** BEGIN WORKING DATA **
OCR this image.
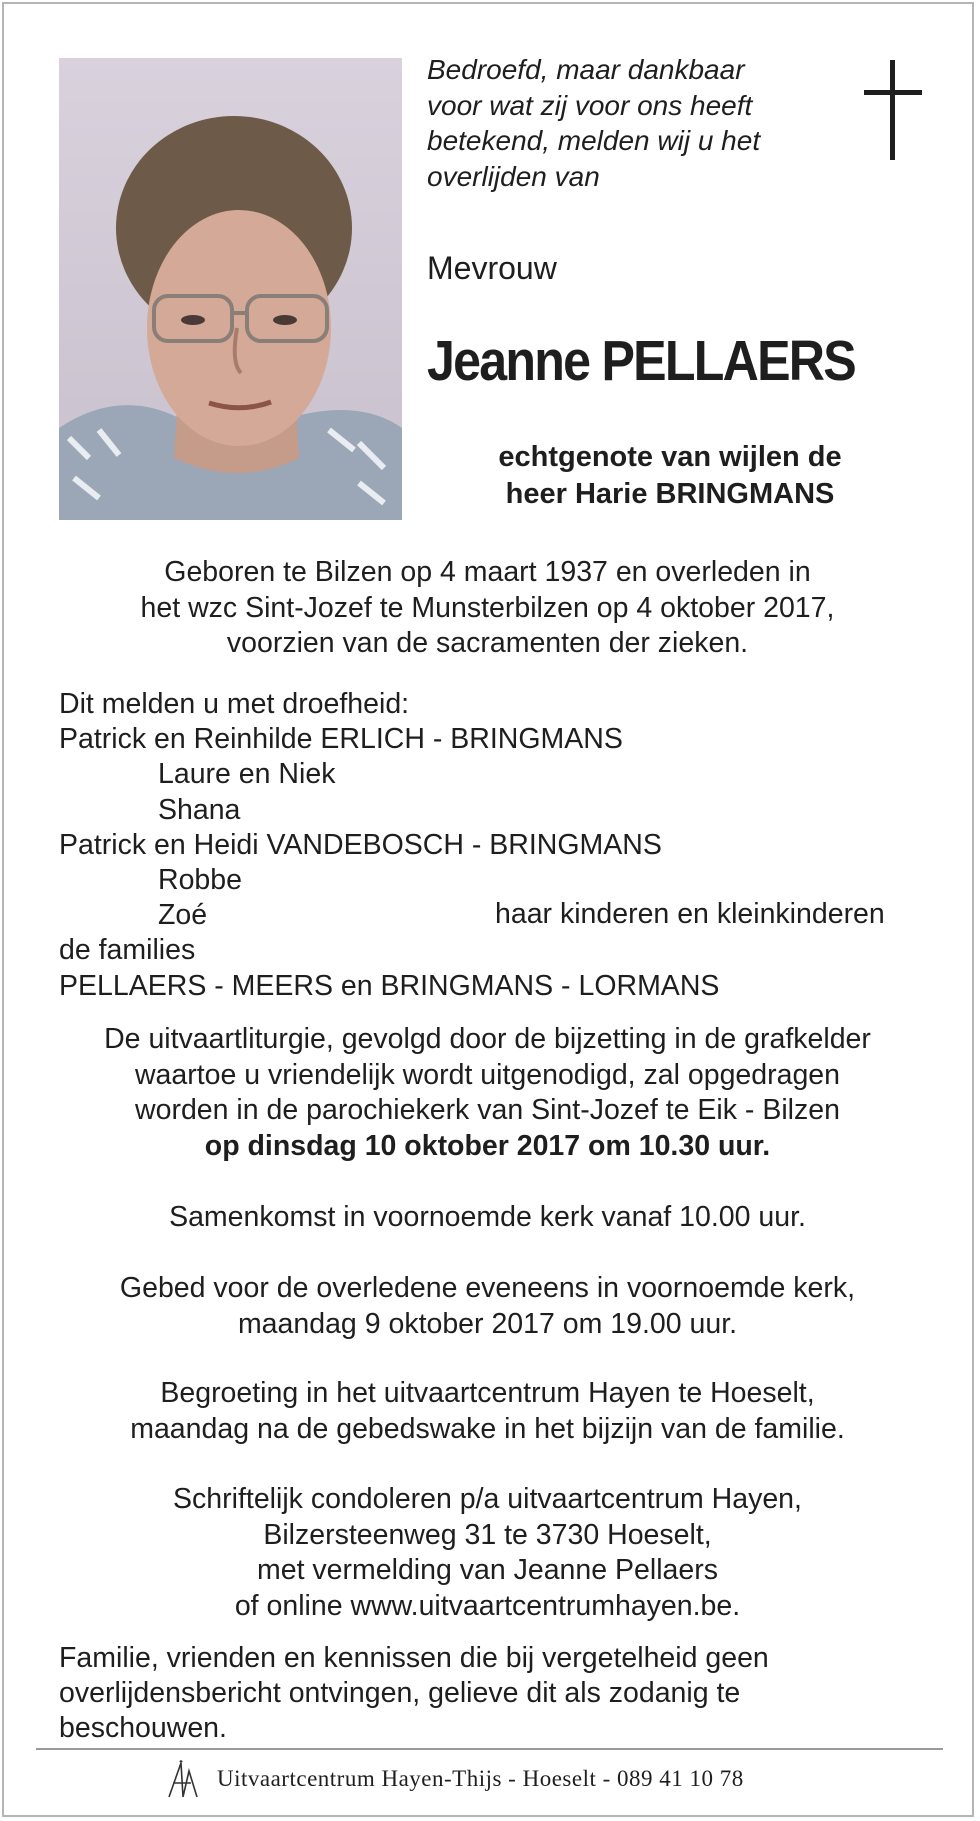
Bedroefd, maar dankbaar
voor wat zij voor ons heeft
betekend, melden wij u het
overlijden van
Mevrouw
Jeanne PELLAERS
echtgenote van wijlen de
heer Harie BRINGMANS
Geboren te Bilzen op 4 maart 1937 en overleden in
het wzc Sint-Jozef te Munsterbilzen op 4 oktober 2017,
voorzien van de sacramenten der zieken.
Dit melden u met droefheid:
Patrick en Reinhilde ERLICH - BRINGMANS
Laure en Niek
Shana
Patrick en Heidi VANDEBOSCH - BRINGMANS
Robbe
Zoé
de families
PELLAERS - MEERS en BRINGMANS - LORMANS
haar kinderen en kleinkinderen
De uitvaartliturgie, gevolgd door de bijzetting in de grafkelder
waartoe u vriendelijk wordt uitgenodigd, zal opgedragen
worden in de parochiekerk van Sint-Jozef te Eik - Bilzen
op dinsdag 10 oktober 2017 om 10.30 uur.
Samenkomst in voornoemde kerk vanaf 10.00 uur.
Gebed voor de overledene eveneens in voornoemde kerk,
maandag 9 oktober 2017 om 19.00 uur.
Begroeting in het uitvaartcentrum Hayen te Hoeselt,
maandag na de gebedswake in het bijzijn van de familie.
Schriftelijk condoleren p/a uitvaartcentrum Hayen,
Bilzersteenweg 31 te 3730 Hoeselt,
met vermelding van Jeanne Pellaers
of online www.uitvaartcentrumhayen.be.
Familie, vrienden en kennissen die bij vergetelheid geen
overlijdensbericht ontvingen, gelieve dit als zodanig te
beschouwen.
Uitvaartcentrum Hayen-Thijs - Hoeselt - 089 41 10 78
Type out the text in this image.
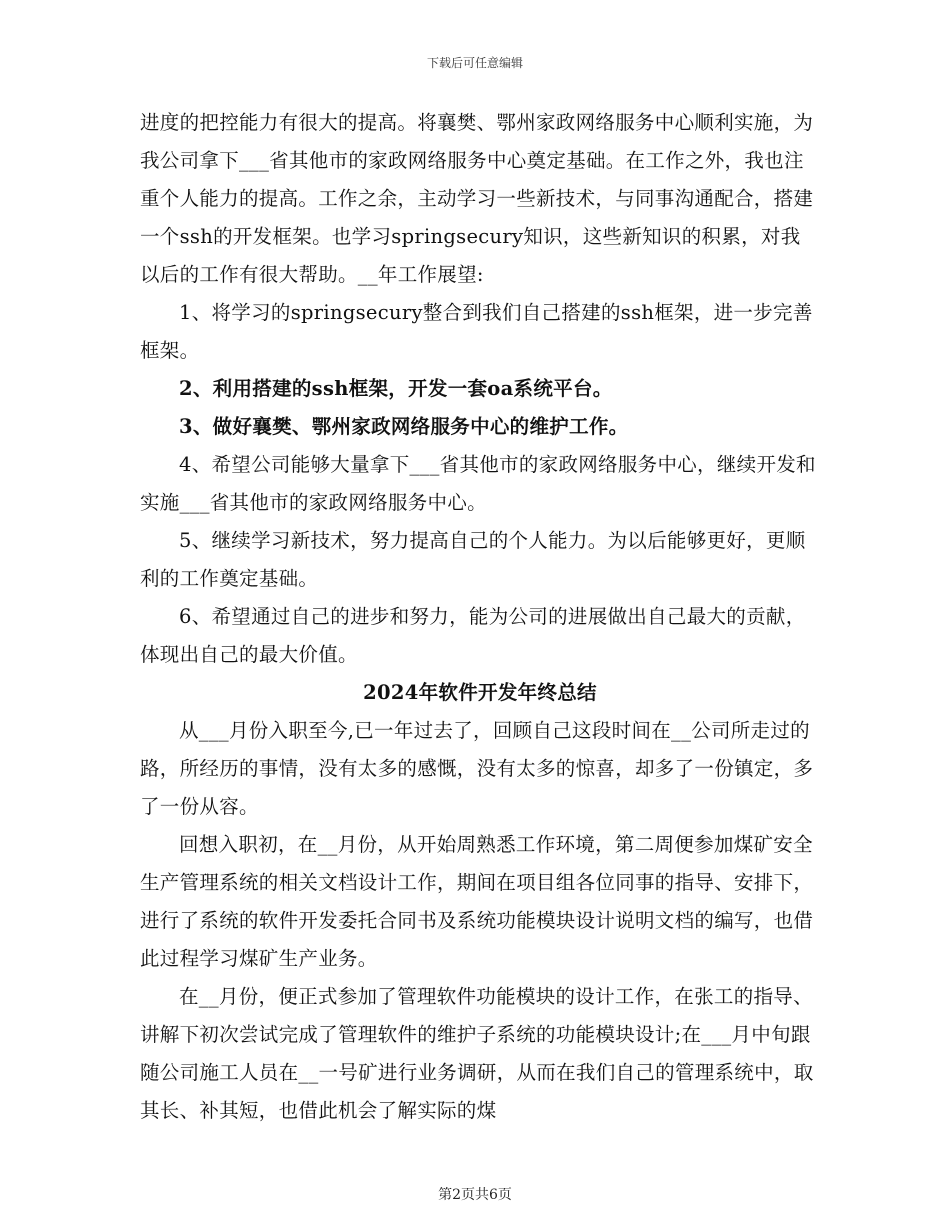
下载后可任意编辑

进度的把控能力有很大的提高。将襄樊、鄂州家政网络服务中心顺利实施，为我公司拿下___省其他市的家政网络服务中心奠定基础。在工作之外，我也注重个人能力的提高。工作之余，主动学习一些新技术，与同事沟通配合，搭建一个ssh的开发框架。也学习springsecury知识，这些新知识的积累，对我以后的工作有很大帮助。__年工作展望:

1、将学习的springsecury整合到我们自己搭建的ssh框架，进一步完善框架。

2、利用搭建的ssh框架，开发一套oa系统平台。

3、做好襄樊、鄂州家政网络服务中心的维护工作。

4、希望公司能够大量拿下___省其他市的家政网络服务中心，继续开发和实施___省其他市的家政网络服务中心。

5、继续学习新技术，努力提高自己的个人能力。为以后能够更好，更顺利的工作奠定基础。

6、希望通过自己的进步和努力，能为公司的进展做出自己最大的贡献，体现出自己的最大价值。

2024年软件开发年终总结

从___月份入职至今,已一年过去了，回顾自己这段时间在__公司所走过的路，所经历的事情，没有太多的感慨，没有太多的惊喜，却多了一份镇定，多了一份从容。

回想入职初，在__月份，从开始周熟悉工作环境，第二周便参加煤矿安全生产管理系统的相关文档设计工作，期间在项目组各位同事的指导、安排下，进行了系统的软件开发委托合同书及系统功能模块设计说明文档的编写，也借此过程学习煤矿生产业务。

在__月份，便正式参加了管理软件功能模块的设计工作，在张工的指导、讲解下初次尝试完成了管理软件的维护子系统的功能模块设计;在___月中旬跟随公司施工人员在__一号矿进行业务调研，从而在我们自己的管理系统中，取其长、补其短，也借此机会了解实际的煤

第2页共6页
** END WORKING DATA **
> **GIVEN PROBLEM**:
Beginning at the line that contains "Type out the text in this image.", give the remaining lines of the records again exactly, through the last one. Leave out pictures.

> **EXERCISE RESPONSE**:
Type out the text in this image.
下载后可任意编辑

进度的把控能力有很大的提高。将襄樊、鄂州家政网络服务中心顺利实施，为我公司拿下___省其他市的家政网络服务中心奠定基础。在工作之外，我也注重个人能力的提高。工作之余，主动学习一些新技术，与同事沟通配合，搭建一个ssh的开发框架。也学习springsecury知识，这些新知识的积累，对我以后的工作有很大帮助。__年工作展望:

1、将学习的springsecury整合到我们自己搭建的ssh框架，进一步完善框架。

2、利用搭建的ssh框架，开发一套oa系统平台。

3、做好襄樊、鄂州家政网络服务中心的维护工作。

4、希望公司能够大量拿下___省其他市的家政网络服务中心，继续开发和实施___省其他市的家政网络服务中心。

5、继续学习新技术，努力提高自己的个人能力。为以后能够更好，更顺利的工作奠定基础。

6、希望通过自己的进步和努力，能为公司的进展做出自己最大的贡献，体现出自己的最大价值。

2024年软件开发年终总结

从___月份入职至今,已一年过去了，回顾自己这段时间在__公司所走过的路，所经历的事情，没有太多的感慨，没有太多的惊喜，却多了一份镇定，多了一份从容。

回想入职初，在__月份，从开始周熟悉工作环境，第二周便参加煤矿安全生产管理系统的相关文档设计工作，期间在项目组各位同事的指导、安排下，进行了系统的软件开发委托合同书及系统功能模块设计说明文档的编写，也借此过程学习煤矿生产业务。

在__月份，便正式参加了管理软件功能模块的设计工作，在张工的指导、讲解下初次尝试完成了管理软件的维护子系统的功能模块设计;在___月中旬跟随公司施工人员在__一号矿进行业务调研，从而在我们自己的管理系统中，取其长、补其短，也借此机会了解实际的煤

第2页共6页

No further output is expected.